PROBLEM. Give the number of lines that include the string "TRANSMISSION", nothing more.

LISTED ENTRIES.
## Start
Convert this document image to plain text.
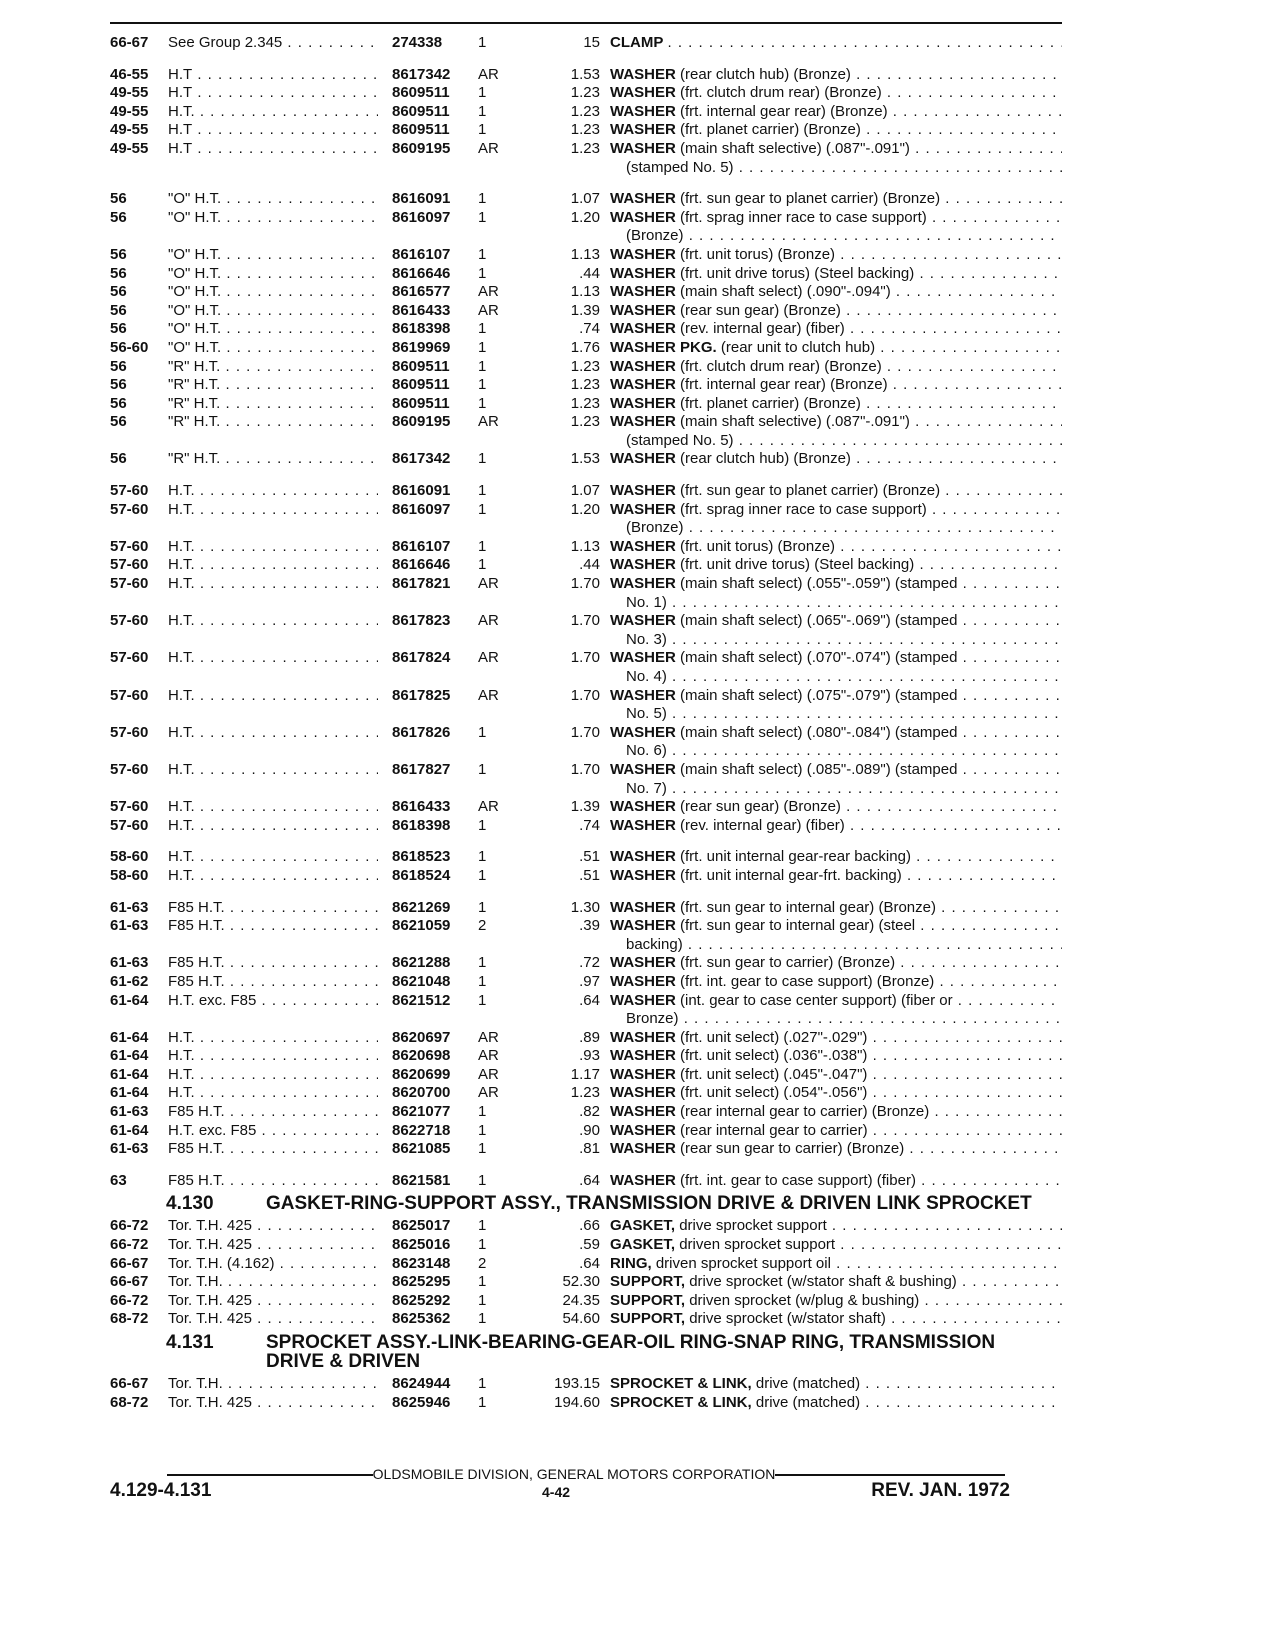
66-67	See Group 2.345 . . .	274338	1	15 CLAMP . . .
46-55	H.T . . .	8617342	AR	1.53 WASHER (rear clutch hub) (Bronze) . . .
49-55	H.T . . .	8609511	1	1.23 WASHER (frt. clutch drum rear) (Bronze) . . .
49-55	H.T. . . .	8609511	1	1.23 WASHER (frt. internal gear rear) (Bronze) . . .
49-55	H.T . . .	8609511	1	1.23 WASHER (frt. planet carrier) (Bronze) . . .
49-55	H.T . . .	8609195	AR	1.23 WASHER (main shaft selective) (.087"-.091") . . .
(stamped No. 5) . . .
56	"O" H.T. . . .	8616091	1	1.07 WASHER (frt. sun gear to planet carrier) (Bronze) . . .
56	"O" H.T. . . .	8616097	1	1.20 WASHER (frt. sprag inner race to case support) . . .
(Bronze) . . .
56	"O" H.T. . . .	8616107	1	1.13 WASHER (frt. unit torus) (Bronze) . . .
56	"O" H.T. . . .	8616646	1	.44 WASHER (frt. unit drive torus) (Steel backing) . . .
56	"O" H.T. . . .	8616577	AR	1.13 WASHER (main shaft select) (.090"-.094") . . .
56	"O" H.T. . . .	8616433	AR	1.39 WASHER (rear sun gear) (Bronze) . . .
56	"O" H.T. . . .	8618398	1	.74 WASHER (rev. internal gear) (fiber) . . .
56-60	"O" H.T. . . .	8619969	1	1.76 WASHER PKG. (rear unit to clutch hub) . . .
56	"R" H.T. . . .	8609511	1	1.23 WASHER (frt. clutch drum rear) (Bronze) . . .
56	"R" H.T. . . .	8609511	1	1.23 WASHER (frt. internal gear rear) (Bronze) . . .
56	"R" H.T. . . .	8609511	1	1.23 WASHER (frt. planet carrier) (Bronze) . . .
56	"R" H.T. . . .	8609195	AR	1.23 WASHER (main shaft selective) (.087"-.091") . . .
(stamped No. 5) . . .
56	"R" H.T. . . .	8617342	1	1.53 WASHER (rear clutch hub) (Bronze) . . .
57-60	H.T. . . .	8616091	1	1.07 WASHER (frt. sun gear to planet carrier) (Bronze) . . .
57-60	H.T. . . .	8616097	1	1.20 WASHER (frt. sprag inner race to case support) . . .
(Bronze) . . .
57-60	H.T. . . .	8616107	1	1.13 WASHER (frt. unit torus) (Bronze) . . .
57-60	H.T. . . .	8616646	1	.44 WASHER (frt. unit drive torus) (Steel backing) . . .
57-60	H.T. . . .	8617821	AR	1.70 WASHER (main shaft select) (.055"-.059") (stamped . . .
No. 1) . . .
57-60	H.T. . . .	8617823	AR	1.70 WASHER (main shaft select) (.065"-.069") (stamped . . .
No. 3) . . .
57-60	H.T. . . .	8617824	AR	1.70 WASHER (main shaft select) (.070"-.074") (stamped . . .
No. 4) . . .
57-60	H.T. . . .	8617825	AR	1.70 WASHER (main shaft select) (.075"-.079") (stamped . . .
No. 5) . . .
57-60	H.T. . . .	8617826	1	1.70 WASHER (main shaft select) (.080"-.084") (stamped . . .
No. 6) . . .
57-60	H.T. . . .	8617827	1	1.70 WASHER (main shaft select) (.085"-.089") (stamped . . .
No. 7) . . .
57-60	H.T. . . .	8616433	AR	1.39 WASHER (rear sun gear) (Bronze) . . .
57-60	H.T. . . .	8618398	1	.74 WASHER (rev. internal gear) (fiber) . . .
58-60	H.T. . . .	8618523	1	.51 WASHER (frt. unit internal gear-rear backing) . . .
58-60	H.T. . . .	8618524	1	.51 WASHER (frt. unit internal gear-frt. backing) . . .
61-63	F85 H.T. . . .	8621269	1	1.30 WASHER (frt. sun gear to internal gear) (Bronze) . . .
61-63	F85 H.T. . . .	8621059	2	.39 WASHER (frt. sun gear to internal gear) (steel . . .
backing) . . .
61-63	F85 H.T. . . .	8621288	1	.72 WASHER (frt. sun gear to carrier) (Bronze) . . .
61-62	F85 H.T. . . .	8621048	1	.97 WASHER (frt. int. gear to case support) (Bronze) . . .
61-64	H.T. exc. F85 . . .	8621512	1	.64 WASHER (int. gear to case center support) (fiber or . . .
Bronze) . . .
61-64	H.T. . . .	8620697	AR	.89 WASHER (frt. unit select) (.027"-.029") . . .
61-64	H.T. . . .	8620698	AR	.93 WASHER (frt. unit select) (.036"-.038") . . .
61-64	H.T. . . .	8620699	AR	1.17 WASHER (frt. unit select) (.045"-.047") . . .
61-64	H.T. . . .	8620700	AR	1.23 WASHER (frt. unit select) (.054"-.056") . . .
61-63	F85 H.T. . . .	8621077	1	.82 WASHER (rear internal gear to carrier) (Bronze) . . .
61-64	H.T. exc. F85 . . .	8622718	1	.90 WASHER (rear internal gear to carrier) . . .
61-63	F85 H.T. . . .	8621085	1	.81 WASHER (rear sun gear to carrier) (Bronze) . . .
63	F85 H.T. . . .	8621581	1	.64 WASHER (frt. int. gear to case support) (fiber) . . .
4.130	GASKET-RING-SUPPORT ASSY., TRANSMISSION DRIVE & DRIVEN LINK SPROCKET
66-72	Tor. T.H. 425 . . .	8625017	1	.66 GASKET, drive sprocket support . . .
66-72	Tor. T.H. 425 . . .	8625016	1	.59 GASKET, driven sprocket support . . .
66-67	Tor. T.H. (4.162) . . .	8623148	2	.64 RING, driven sprocket support oil . . .
66-67	Tor. T.H. . . .	8625295	1	52.30 SUPPORT, drive sprocket (w/stator shaft & bushing) . . .
66-72	Tor. T.H. 425 . . .	8625292	1	24.35 SUPPORT, driven sprocket (w/plug & bushing) . . .
68-72	Tor. T.H. 425 . . .	8625362	1	54.60 SUPPORT, drive sprocket (w/stator shaft) . . .
4.131	SPROCKET ASSY.-LINK-BEARING-GEAR-OIL RING-SNAP RING, TRANSMISSION DRIVE & DRIVEN
66-67	Tor. T.H. . . .	8624944	1	193.15 SPROCKET & LINK, drive (matched) . . .
68-72	Tor. T.H. 425 . . .	8625946	1	194.60 SPROCKET & LINK, drive (matched) . . .
OLDSMOBILE DIVISION, GENERAL MOTORS CORPORATION
4.129-4.131	4-42	REV. JAN. 1972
## End
EXERCISE RESPONSE. 2